> [RECORDS]

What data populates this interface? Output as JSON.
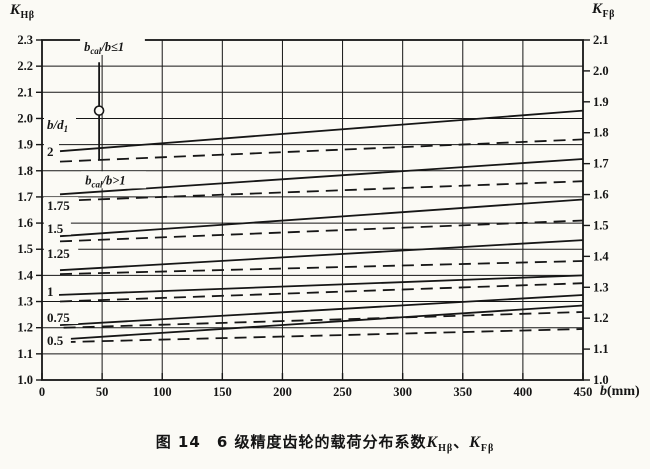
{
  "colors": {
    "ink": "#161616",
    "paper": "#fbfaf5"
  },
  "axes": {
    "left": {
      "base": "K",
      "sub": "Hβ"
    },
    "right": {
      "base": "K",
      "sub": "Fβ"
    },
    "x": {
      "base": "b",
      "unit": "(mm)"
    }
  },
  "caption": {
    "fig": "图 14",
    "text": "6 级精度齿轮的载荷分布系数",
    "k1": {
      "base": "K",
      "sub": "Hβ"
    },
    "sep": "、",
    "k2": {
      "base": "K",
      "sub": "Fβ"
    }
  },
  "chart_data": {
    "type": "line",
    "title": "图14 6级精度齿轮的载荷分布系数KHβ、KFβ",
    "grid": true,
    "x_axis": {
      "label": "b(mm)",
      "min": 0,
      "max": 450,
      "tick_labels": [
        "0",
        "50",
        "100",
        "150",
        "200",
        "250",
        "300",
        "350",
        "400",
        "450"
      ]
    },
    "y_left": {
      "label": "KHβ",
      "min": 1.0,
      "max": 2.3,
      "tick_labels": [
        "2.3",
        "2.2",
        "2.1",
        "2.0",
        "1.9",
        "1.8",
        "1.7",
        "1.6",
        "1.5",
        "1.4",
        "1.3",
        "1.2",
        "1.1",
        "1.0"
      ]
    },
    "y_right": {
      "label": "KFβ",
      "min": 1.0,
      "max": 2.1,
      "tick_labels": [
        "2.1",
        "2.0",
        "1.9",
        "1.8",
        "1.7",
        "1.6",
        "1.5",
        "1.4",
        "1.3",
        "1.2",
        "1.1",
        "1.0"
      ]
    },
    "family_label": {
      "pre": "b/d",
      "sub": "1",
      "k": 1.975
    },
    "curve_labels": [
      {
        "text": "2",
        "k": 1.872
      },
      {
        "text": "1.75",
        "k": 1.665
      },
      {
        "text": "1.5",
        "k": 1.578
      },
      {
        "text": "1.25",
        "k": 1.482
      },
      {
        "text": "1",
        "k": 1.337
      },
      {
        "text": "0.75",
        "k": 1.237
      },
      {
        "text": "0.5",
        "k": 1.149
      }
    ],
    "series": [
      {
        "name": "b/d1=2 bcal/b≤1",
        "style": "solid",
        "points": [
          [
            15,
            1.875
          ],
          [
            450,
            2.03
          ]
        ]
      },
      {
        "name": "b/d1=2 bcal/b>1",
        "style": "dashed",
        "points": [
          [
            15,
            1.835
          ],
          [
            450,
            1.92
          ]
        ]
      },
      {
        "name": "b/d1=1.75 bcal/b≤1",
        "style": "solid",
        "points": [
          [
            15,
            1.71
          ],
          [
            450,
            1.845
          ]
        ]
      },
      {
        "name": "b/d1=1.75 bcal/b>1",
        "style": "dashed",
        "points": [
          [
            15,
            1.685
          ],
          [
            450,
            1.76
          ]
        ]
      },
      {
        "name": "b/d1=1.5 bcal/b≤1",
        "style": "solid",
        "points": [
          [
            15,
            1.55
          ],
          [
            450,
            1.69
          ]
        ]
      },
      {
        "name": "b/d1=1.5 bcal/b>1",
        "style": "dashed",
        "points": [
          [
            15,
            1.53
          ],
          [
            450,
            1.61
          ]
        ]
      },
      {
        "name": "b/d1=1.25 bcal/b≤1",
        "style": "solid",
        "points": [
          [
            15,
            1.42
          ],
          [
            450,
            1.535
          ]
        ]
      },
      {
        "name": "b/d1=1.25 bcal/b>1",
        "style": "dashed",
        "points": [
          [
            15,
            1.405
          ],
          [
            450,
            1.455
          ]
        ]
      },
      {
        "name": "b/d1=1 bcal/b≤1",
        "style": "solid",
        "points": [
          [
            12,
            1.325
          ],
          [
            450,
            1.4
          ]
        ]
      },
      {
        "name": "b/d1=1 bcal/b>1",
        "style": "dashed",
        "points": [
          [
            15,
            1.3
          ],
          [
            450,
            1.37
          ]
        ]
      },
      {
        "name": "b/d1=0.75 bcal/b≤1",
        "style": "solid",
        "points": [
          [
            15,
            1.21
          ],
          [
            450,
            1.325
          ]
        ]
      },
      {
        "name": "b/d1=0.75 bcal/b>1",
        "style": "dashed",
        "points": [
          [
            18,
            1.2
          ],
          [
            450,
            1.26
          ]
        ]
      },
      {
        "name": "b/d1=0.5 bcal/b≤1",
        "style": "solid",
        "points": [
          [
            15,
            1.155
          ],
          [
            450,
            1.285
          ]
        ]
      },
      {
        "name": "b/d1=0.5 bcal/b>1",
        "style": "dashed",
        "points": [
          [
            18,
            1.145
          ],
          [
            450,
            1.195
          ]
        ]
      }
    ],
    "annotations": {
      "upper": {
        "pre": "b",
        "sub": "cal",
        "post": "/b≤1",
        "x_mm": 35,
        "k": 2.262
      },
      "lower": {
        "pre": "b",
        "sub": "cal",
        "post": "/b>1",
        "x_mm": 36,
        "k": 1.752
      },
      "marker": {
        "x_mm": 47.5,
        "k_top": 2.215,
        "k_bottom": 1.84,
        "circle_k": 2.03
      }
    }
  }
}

> [PROBLEM DETAILS] Copy the lines from the entries above in which the word "text" appears.

> [FINISHED ANSWER]
    "text": "6 级精度齿轮的载荷分布系数",
        "text": "2",
        "text": "1.75",
        "text": "1.5",
        "text": "1.25",
        "text": "1",
        "text": "0.75",
        "text": "0.5",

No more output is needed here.